THE EXERCISE: Copy all of the data below line for line, without changing anything, and leave out the pictures.

-- start TASK INPUTS --

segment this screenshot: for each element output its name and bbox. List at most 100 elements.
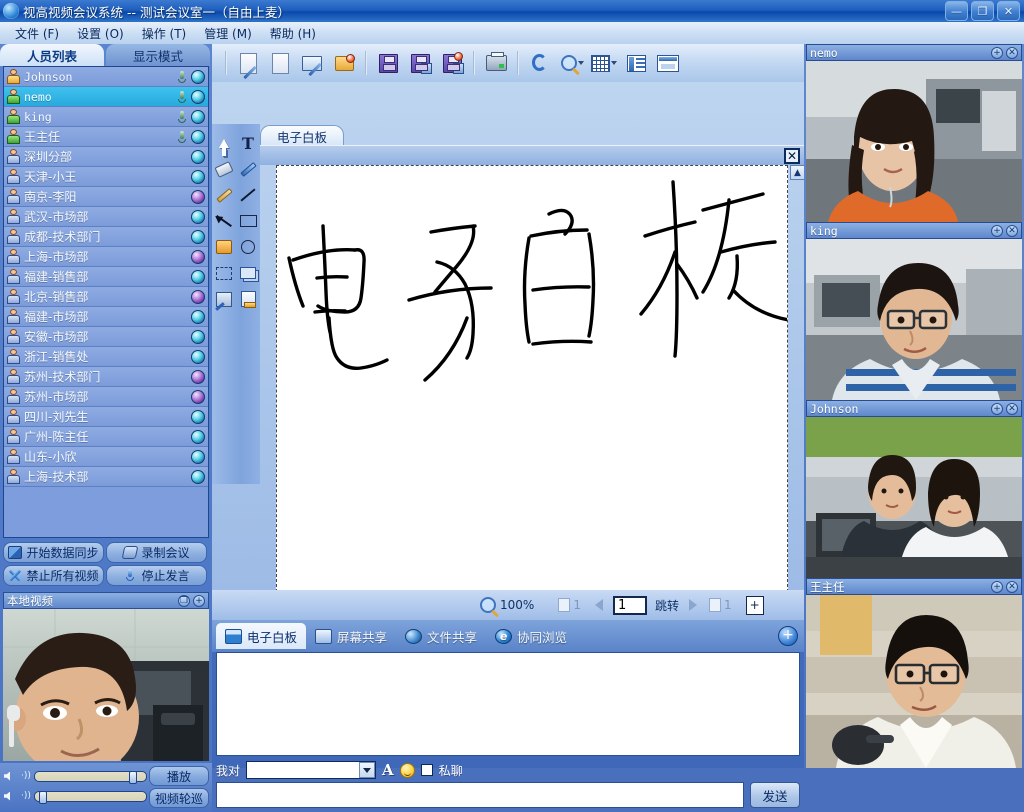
camera-icon[interactable] [191,189,205,204]
mic-volume-slider[interactable] [33,790,147,804]
new-whiteboard-icon[interactable] [233,49,263,79]
video-close-button[interactable]: ✕ [1006,46,1018,59]
local-video-feed[interactable] [3,609,209,761]
participant-row[interactable]: king [4,107,208,127]
participant-row[interactable]: nemo [4,87,208,107]
speaker-volume-slider[interactable] [33,770,147,784]
play-button[interactable]: 播放 [149,766,209,786]
marker-tool[interactable] [236,156,260,182]
microphone-icon[interactable] [175,110,189,124]
participant-row[interactable]: 浙江-销售处 [4,347,208,367]
tab-participant-list[interactable]: 人员列表 [0,44,104,66]
participant-row[interactable]: 苏州-市场部 [4,387,208,407]
arrow-tool[interactable] [212,208,236,234]
pointer-hand-tool[interactable] [212,234,236,260]
text-tool[interactable]: T [236,130,260,156]
video-expand-button[interactable]: + [991,224,1003,237]
save-icon[interactable] [373,49,403,77]
add-tab-button[interactable]: + [778,626,798,646]
camera-icon[interactable] [191,469,205,484]
send-button[interactable]: 发送 [750,782,800,808]
menu-operations[interactable]: 操作 (T) [133,23,196,44]
participant-row[interactable]: 山东-小欣 [4,447,208,467]
camera-icon[interactable] [191,109,205,124]
rectangle-tool[interactable] [236,208,260,234]
minimize-button[interactable]: — [945,1,968,21]
video-close-button[interactable]: ✕ [1006,402,1018,415]
camera-icon[interactable] [191,229,205,244]
participant-row[interactable]: 广州-陈主任 [4,427,208,447]
screen-capture-icon[interactable] [297,49,327,77]
chat-input[interactable] [216,782,744,808]
list-view-icon[interactable] [621,49,651,77]
copy-tool[interactable] [236,260,260,286]
page-number-input[interactable]: 1 [612,595,647,615]
camera-icon[interactable] [191,449,205,464]
camera-icon[interactable] [191,309,205,324]
video-patrol-button[interactable]: 视频轮巡 [149,788,209,808]
video-feed-king[interactable] [806,239,1022,400]
menu-settings[interactable]: 设置 (O) [68,23,133,44]
microphone-icon[interactable] [175,130,189,144]
microphone-icon[interactable] [175,90,189,104]
camera-icon[interactable] [191,329,205,344]
chevron-down-icon[interactable] [359,762,376,778]
speaker-volume-row[interactable]: ·)) [2,766,147,786]
previous-page-button[interactable] [594,599,603,611]
participant-row[interactable]: 天津-小王 [4,167,208,187]
camera-icon[interactable] [191,349,205,364]
video-feed-wangzhuren[interactable] [806,595,1022,768]
start-data-sync-button[interactable]: 开始数据同步 [3,542,104,563]
add-page-button[interactable]: + [745,595,764,615]
menu-manage[interactable]: 管理 (M) [195,23,261,44]
participant-row[interactable]: 福建-销售部 [4,267,208,287]
chat-target-select[interactable] [246,761,377,779]
camera-icon[interactable] [191,269,205,284]
participant-row[interactable]: 武汉-市场部 [4,207,208,227]
whiteboard-canvas[interactable] [276,165,788,602]
participant-row[interactable]: 深圳分部 [4,147,208,167]
paste-tool[interactable] [236,286,260,312]
microphone-icon[interactable] [175,70,189,84]
participant-row[interactable]: 上海-市场部 [4,247,208,267]
zoom-icon[interactable] [557,49,587,77]
participant-row[interactable]: 四川-刘先生 [4,407,208,427]
save-as-icon[interactable] [405,49,435,77]
menu-file[interactable]: 文件 (F) [6,23,68,44]
menu-help[interactable]: 帮助 (H) [261,23,325,44]
ellipse-tool[interactable] [236,234,260,260]
tab-whiteboard[interactable]: 电子白板 [216,623,307,649]
smiley-icon[interactable] [399,762,415,778]
pencil-tool[interactable] [212,182,236,208]
tab-screen-share[interactable]: 屏幕共享 [306,623,396,649]
font-button[interactable]: A [382,761,394,779]
camera-icon[interactable] [191,149,205,164]
eraser-tool[interactable] [212,156,236,182]
camera-icon[interactable] [191,429,205,444]
whiteboard-tab[interactable]: 电子白板 [260,125,345,146]
print-icon[interactable] [481,49,511,77]
restore-button[interactable]: ❐ [971,1,994,21]
participant-row[interactable]: 王主任 [4,127,208,147]
participant-row[interactable]: 南京-李阳 [4,187,208,207]
jump-button[interactable]: 跳转 [655,597,679,614]
tab-display-mode[interactable]: 显示模式 [106,44,210,66]
camera-icon[interactable] [191,169,205,184]
save-all-icon[interactable] [437,49,467,77]
participant-row[interactable]: 福建-市场部 [4,307,208,327]
camera-icon[interactable] [191,389,205,404]
participant-row[interactable]: 北京-销售部 [4,287,208,307]
video-expand-button[interactable]: + [991,580,1003,593]
camera-icon[interactable] [191,209,205,224]
tab-collaborative-browse[interactable]: e 协同浏览 [486,623,576,649]
camera-icon[interactable] [191,69,205,84]
private-chat-checkbox[interactable] [420,764,433,776]
video-close-button[interactable]: ✕ [1006,224,1018,237]
camera-icon[interactable] [191,409,205,424]
line-tool[interactable] [236,182,260,208]
participant-row[interactable]: 苏州-技术部门 [4,367,208,387]
camera-icon[interactable] [191,89,205,104]
local-video-expand-button[interactable]: + [193,594,205,607]
video-expand-button[interactable]: + [991,46,1003,59]
record-meeting-button[interactable]: 录制会议 [106,542,207,563]
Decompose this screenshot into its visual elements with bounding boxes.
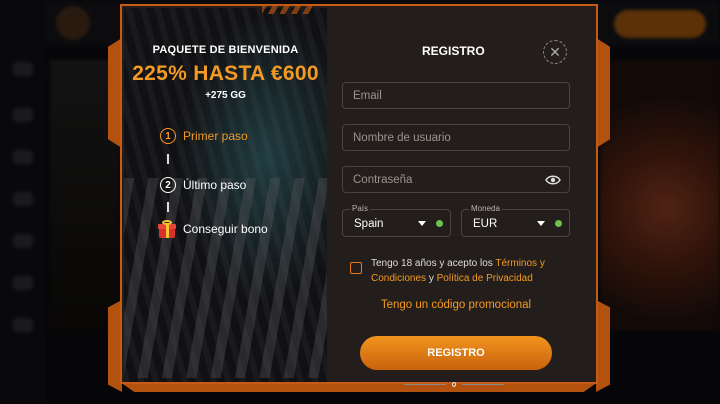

-- end TASK INPUTS --

PROBLEM SOLUTION:
segment this screenshot: for each element output its name and bbox. List at most 100 elements.
camera-icon[interactable] [191,189,205,204]
mic-volume-slider[interactable] [33,790,147,804]
new-whiteboard-icon[interactable] [233,49,263,79]
video-close-button[interactable]: ✕ [1006,46,1018,59]
local-video-feed[interactable] [3,609,209,761]
participant-row[interactable]: king [4,107,208,127]
participant-row[interactable]: nemo [4,87,208,107]
speaker-volume-slider[interactable] [33,770,147,784]
play-button[interactable]: 播放 [149,766,209,786]
marker-tool[interactable] [236,156,260,182]
microphone-icon[interactable] [175,110,189,124]
participant-row[interactable]: 浙江-销售处 [4,347,208,367]
tab-participant-list[interactable]: 人员列表 [0,44,104,66]
participant-row[interactable]: 苏州-市场部 [4,387,208,407]
arrow-tool[interactable] [212,208,236,234]
pointer-hand-tool[interactable] [212,234,236,260]
text-tool[interactable]: T [236,130,260,156]
video-expand-button[interactable]: + [991,224,1003,237]
save-icon[interactable] [373,49,403,77]
add-tab-button[interactable]: + [778,626,798,646]
camera-icon[interactable] [191,469,205,484]
send-button[interactable]: 发送 [750,782,800,808]
menu-operations[interactable]: 操作 (T) [133,23,196,44]
participant-row[interactable]: 山东-小欣 [4,447,208,467]
camera-icon[interactable] [191,109,205,124]
rectangle-tool[interactable] [236,208,260,234]
minimize-button[interactable]: — [945,1,968,21]
video-close-button[interactable]: ✕ [1006,402,1018,415]
camera-icon[interactable] [191,229,205,244]
participant-row[interactable]: 广州-陈主任 [4,427,208,447]
screen-capture-icon[interactable] [297,49,327,77]
chat-input[interactable] [216,782,744,808]
list-view-icon[interactable] [621,49,651,77]
copy-tool[interactable] [236,260,260,286]
page-number-input[interactable]: 1 [612,595,647,615]
camera-icon[interactable] [191,449,205,464]
camera-icon[interactable] [191,309,205,324]
video-patrol-button[interactable]: 视频轮巡 [149,788,209,808]
video-feed-king[interactable] [806,239,1022,400]
menu-settings[interactable]: 设置 (O) [68,23,133,44]
microphone-icon[interactable] [175,130,189,144]
microphone-icon[interactable] [175,90,189,104]
camera-icon[interactable] [191,329,205,344]
chevron-down-icon[interactable] [359,762,376,778]
speaker-volume-row[interactable]: ·)) [2,766,147,786]
previous-page-button[interactable] [594,599,603,611]
participant-row[interactable]: 天津-小王 [4,167,208,187]
camera-icon[interactable] [191,349,205,364]
video-feed-wangzhuren[interactable] [806,595,1022,768]
start-data-sync-button[interactable]: 开始数据同步 [3,542,104,563]
add-page-button[interactable]: + [745,595,764,615]
menu-manage[interactable]: 管理 (M) [195,23,261,44]
participant-row[interactable]: 福建-销售部 [4,267,208,287]
chat-target-select[interactable] [246,761,377,779]
camera-icon[interactable] [191,269,205,284]
participant-row[interactable]: 武汉-市场部 [4,207,208,227]
whiteboard-canvas[interactable] [276,165,788,602]
participant-row[interactable]: 深圳分部 [4,147,208,167]
paste-tool[interactable] [236,286,260,312]
microphone-icon[interactable] [175,70,189,84]
participant-row[interactable]: 上海-市场部 [4,247,208,267]
zoom-icon[interactable] [557,49,587,77]
participant-row[interactable]: 四川-刘先生 [4,407,208,427]
save-as-icon[interactable] [405,49,435,77]
menu-file[interactable]: 文件 (F) [6,23,68,44]
menu-help[interactable]: 帮助 (H) [261,23,325,44]
ellipse-tool[interactable] [236,234,260,260]
tab-whiteboard[interactable]: 电子白板 [216,623,307,649]
smiley-icon[interactable] [399,762,415,778]
pencil-tool[interactable] [212,182,236,208]
tab-screen-share[interactable]: 屏幕共享 [306,623,396,649]
font-button[interactable]: A [382,761,394,779]
camera-icon[interactable] [191,149,205,164]
eraser-tool[interactable] [212,156,236,182]
camera-icon[interactable] [191,429,205,444]
whiteboard-tab[interactable]: 电子白板 [260,125,345,146]
print-icon[interactable] [481,49,511,77]
restore-button[interactable]: ❐ [971,1,994,21]
participant-row[interactable]: 王主任 [4,127,208,147]
participant-row[interactable]: 南京-李阳 [4,187,208,207]
jump-button[interactable]: 跳转 [655,597,679,614]
tab-display-mode[interactable]: 显示模式 [106,44,210,66]
camera-icon[interactable] [191,169,205,184]
save-all-icon[interactable] [437,49,467,77]
participant-row[interactable]: 福建-市场部 [4,307,208,327]
camera-icon[interactable] [191,389,205,404]
participant-row[interactable]: 北京-销售部 [4,287,208,307]
video-expand-button[interactable]: + [991,580,1003,593]
camera-icon[interactable] [191,209,205,224]
tab-collaborative-browse[interactable]: e 协同浏览 [486,623,576,649]
camera-icon[interactable] [191,69,205,84]
private-chat-checkbox[interactable] [420,764,433,776]
video-close-button[interactable]: ✕ [1006,224,1018,237]
camera-icon[interactable] [191,409,205,424]
line-tool[interactable] [236,182,260,208]
participant-row[interactable]: 苏州-技术部门 [4,367,208,387]
camera-icon[interactable] [191,89,205,104]
local-video-expand-button[interactable]: + [193,594,205,607]
video-expand-button[interactable]: + [991,46,1003,59]
record-meeting-button[interactable]: 录制会议 [106,542,207,563]
Decompose this screenshot into its visual elements with bounding boxes.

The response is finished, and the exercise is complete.